Given exercise: Write out each line of the data listing below verbatim, keeping every character unchanged.

Data listing:
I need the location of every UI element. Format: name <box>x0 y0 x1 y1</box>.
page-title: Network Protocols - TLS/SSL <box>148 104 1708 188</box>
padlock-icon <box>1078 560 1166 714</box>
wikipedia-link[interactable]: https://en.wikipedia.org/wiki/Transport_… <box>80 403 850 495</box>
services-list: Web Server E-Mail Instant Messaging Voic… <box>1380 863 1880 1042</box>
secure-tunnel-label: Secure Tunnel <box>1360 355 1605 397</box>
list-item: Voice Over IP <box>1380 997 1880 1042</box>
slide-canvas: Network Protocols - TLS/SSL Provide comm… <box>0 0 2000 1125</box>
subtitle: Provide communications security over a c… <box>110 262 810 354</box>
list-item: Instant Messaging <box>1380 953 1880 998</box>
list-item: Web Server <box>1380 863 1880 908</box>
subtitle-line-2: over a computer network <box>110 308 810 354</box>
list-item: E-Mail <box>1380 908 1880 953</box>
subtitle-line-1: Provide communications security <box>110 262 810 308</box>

Reply to the task:
I need the location of every UI element. Format: name <box>x0 y0 x1 y1</box>.
page-title: Network Protocols - TLS/SSL <box>148 104 1708 188</box>
padlock-icon <box>1078 560 1166 714</box>
wikipedia-link[interactable]: https://en.wikipedia.org/wiki/Transport_… <box>80 403 850 495</box>
services-list: Web Server E-Mail Instant Messaging Voic… <box>1380 863 1880 1042</box>
secure-tunnel-label: Secure Tunnel <box>1360 355 1605 397</box>
list-item: Voice Over IP <box>1380 997 1880 1042</box>
slide-canvas: Network Protocols - TLS/SSL Provide comm… <box>0 0 2000 1125</box>
subtitle: Provide communications security over a c… <box>110 262 810 354</box>
list-item: Instant Messaging <box>1380 953 1880 998</box>
list-item: Web Server <box>1380 863 1880 908</box>
subtitle-line-2: over a computer network <box>110 308 810 354</box>
list-item: E-Mail <box>1380 908 1880 953</box>
subtitle-line-1: Provide communications security <box>110 262 810 308</box>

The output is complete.